▶ **What to do**
Select all lines holding the word "find" from the entries that follow.

— begin Data lines —

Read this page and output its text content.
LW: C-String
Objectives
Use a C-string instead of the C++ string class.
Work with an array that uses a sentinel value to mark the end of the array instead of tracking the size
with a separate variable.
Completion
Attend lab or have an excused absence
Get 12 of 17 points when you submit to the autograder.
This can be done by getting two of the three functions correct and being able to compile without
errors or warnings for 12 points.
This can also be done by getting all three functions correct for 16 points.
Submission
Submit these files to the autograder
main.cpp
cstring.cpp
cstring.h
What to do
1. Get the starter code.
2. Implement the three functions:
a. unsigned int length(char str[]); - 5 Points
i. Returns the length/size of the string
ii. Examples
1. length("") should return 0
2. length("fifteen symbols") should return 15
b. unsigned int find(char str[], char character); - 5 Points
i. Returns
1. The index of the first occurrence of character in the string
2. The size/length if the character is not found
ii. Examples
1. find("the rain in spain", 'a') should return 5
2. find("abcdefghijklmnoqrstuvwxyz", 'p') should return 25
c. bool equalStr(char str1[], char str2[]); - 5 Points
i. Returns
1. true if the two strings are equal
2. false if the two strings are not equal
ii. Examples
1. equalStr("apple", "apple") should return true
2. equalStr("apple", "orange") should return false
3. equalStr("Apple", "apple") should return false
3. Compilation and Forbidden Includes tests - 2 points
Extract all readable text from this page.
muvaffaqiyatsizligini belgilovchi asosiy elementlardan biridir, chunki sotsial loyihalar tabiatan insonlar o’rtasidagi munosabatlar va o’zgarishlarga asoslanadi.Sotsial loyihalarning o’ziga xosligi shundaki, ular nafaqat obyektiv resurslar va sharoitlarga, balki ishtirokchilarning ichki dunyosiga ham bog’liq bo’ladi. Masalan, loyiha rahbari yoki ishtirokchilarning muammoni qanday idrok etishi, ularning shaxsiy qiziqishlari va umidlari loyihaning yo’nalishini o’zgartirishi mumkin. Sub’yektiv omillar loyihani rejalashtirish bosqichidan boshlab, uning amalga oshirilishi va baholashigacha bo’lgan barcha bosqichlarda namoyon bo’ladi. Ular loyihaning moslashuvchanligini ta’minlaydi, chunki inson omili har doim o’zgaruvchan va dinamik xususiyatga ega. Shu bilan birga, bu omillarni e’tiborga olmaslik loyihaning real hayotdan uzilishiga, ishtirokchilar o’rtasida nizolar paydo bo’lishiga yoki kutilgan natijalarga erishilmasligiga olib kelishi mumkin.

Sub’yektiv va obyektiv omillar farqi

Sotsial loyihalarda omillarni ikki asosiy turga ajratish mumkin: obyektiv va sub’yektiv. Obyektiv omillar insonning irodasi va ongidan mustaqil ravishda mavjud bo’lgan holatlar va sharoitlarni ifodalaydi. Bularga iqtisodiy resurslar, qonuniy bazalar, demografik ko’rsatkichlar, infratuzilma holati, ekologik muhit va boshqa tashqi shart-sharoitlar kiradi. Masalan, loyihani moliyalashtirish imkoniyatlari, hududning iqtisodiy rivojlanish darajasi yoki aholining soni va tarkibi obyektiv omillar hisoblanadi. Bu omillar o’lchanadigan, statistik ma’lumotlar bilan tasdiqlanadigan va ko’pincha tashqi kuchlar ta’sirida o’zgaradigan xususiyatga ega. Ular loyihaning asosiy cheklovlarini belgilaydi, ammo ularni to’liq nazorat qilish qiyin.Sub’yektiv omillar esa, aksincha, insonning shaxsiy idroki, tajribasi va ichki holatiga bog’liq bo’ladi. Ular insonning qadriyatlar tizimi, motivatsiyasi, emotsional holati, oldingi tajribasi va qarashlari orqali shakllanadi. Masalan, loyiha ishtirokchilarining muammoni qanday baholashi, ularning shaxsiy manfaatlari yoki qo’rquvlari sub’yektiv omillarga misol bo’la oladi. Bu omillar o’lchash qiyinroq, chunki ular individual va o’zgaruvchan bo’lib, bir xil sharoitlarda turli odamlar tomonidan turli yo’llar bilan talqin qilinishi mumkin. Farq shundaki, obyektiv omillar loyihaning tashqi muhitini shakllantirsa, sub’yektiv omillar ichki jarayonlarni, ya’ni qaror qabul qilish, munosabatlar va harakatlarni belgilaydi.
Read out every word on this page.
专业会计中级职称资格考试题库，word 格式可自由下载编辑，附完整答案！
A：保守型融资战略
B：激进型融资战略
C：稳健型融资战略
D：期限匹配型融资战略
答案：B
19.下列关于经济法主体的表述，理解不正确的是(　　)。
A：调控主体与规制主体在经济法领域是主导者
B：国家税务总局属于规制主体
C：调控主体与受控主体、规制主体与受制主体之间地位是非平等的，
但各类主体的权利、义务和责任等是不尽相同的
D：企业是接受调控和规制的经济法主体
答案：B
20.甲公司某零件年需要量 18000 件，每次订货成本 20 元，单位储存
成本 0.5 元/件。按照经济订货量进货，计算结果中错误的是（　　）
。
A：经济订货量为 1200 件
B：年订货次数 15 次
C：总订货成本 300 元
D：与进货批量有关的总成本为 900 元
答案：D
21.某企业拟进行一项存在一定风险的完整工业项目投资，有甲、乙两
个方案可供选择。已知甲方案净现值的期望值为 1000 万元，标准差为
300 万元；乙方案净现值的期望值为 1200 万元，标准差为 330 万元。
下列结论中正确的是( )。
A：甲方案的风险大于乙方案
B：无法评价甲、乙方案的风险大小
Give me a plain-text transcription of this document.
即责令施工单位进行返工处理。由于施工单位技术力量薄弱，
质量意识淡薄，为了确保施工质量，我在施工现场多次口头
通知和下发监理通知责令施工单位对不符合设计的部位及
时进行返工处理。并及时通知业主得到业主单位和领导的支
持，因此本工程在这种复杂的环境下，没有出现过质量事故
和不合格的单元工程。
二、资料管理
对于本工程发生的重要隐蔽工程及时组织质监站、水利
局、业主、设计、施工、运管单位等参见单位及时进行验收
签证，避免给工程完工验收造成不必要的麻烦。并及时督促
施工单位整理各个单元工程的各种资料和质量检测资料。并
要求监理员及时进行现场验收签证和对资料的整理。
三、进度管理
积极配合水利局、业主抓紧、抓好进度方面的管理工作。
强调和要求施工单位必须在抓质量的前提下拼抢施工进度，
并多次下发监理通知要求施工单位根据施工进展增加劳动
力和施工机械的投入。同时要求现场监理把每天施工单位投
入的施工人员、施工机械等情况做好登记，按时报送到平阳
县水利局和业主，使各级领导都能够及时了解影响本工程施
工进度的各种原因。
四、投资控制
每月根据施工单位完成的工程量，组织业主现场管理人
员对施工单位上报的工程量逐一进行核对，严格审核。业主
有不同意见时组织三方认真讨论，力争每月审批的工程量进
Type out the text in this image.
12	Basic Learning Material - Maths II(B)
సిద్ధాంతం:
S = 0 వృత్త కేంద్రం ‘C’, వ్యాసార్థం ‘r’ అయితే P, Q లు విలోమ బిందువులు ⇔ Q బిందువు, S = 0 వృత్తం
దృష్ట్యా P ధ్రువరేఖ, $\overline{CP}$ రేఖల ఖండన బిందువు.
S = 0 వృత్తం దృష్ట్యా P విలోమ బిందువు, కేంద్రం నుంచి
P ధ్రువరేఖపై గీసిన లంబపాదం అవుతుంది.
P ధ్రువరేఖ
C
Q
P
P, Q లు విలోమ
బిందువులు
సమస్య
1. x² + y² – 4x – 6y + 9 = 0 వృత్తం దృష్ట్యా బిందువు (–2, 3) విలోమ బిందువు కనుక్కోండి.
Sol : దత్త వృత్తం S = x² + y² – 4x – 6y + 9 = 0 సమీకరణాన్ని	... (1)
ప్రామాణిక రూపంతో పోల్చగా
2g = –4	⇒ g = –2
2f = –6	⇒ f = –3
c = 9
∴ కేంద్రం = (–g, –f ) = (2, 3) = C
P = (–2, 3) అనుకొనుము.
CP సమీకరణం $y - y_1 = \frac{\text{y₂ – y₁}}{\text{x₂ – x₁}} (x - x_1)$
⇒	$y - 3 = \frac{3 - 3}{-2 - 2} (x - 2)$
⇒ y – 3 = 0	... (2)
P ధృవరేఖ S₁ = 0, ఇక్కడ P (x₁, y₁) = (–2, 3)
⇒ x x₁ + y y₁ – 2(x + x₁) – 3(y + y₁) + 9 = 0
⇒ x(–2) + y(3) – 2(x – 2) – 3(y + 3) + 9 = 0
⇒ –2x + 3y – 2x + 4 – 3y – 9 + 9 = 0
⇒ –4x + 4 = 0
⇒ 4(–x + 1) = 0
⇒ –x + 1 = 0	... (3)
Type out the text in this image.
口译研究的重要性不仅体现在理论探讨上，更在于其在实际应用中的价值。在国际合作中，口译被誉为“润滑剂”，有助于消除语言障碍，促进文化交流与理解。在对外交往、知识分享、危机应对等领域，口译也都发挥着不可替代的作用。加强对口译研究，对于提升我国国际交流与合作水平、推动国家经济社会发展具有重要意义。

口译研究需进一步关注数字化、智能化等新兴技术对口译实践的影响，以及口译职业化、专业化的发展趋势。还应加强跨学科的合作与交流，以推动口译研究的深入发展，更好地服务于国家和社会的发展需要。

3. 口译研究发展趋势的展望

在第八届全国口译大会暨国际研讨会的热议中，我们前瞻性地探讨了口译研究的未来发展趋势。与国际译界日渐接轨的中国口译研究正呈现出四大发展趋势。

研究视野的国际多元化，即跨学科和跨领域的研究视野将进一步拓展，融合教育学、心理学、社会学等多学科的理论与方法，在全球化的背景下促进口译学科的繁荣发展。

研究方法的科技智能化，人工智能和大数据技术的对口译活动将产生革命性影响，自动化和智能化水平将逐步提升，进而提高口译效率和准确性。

— end Data lines —

▶ **Output**
b. unsigned int find(char str[], char character); - 5 Points
1. find("the rain in spain", 'a') should return 5
2. find("abcdefghijklmnoqrstuvwxyz", 'p') should return 25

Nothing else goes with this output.